### Exercise instructions
Copy each line where the word "课程目标I" occurs.

Records from a data collection

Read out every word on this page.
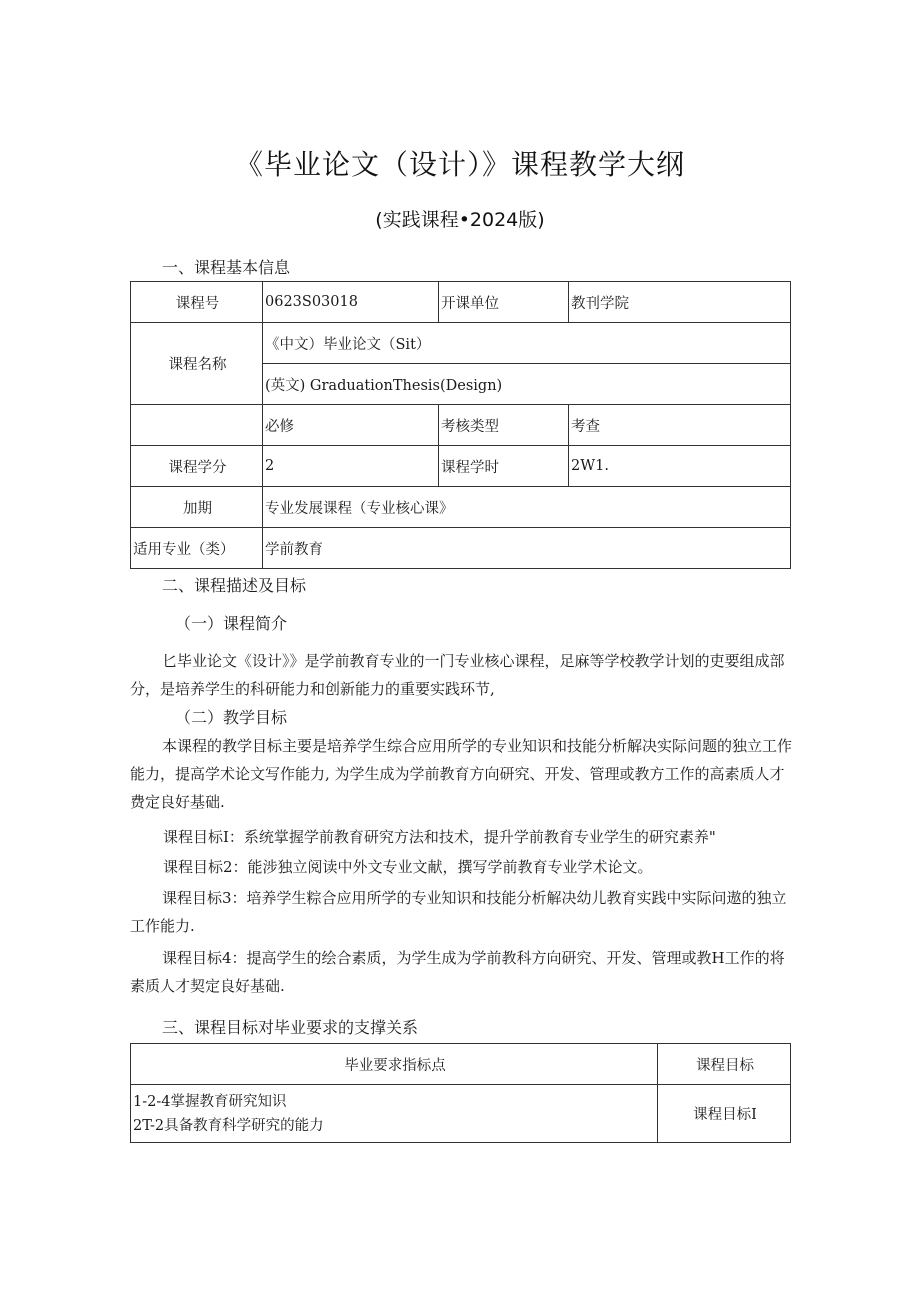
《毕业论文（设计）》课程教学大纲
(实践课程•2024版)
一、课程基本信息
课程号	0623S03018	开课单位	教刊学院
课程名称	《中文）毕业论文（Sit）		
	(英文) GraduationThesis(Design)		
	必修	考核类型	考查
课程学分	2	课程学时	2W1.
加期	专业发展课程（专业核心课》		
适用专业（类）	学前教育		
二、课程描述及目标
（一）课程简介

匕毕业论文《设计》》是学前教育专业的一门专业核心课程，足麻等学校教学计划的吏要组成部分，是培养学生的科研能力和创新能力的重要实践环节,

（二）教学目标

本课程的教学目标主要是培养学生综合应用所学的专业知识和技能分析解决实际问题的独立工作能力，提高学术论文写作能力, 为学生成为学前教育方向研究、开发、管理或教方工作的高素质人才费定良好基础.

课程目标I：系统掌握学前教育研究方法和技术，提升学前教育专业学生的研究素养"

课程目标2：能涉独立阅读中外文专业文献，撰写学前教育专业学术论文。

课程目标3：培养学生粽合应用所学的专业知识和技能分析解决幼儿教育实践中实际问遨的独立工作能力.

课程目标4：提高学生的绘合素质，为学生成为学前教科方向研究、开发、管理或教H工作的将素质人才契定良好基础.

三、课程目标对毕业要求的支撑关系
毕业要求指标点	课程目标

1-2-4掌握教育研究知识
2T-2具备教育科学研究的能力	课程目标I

--

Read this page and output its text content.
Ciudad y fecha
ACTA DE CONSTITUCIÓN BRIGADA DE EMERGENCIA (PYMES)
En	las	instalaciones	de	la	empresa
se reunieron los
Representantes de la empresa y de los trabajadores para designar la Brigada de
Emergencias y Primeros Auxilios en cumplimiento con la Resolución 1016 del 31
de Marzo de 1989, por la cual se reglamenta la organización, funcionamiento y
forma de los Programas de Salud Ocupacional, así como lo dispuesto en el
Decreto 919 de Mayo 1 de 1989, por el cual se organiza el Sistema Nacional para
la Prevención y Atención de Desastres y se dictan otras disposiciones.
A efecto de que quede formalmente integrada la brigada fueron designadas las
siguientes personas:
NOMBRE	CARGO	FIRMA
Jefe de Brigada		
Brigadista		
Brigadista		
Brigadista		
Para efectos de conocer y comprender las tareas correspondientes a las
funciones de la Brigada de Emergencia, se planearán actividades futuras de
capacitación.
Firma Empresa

### Response
课程目标I：系统掌握学前教育研究方法和技术，提升学前教育专业学生的研究素养"
2T-2具备教育科学研究的能力	课程目标I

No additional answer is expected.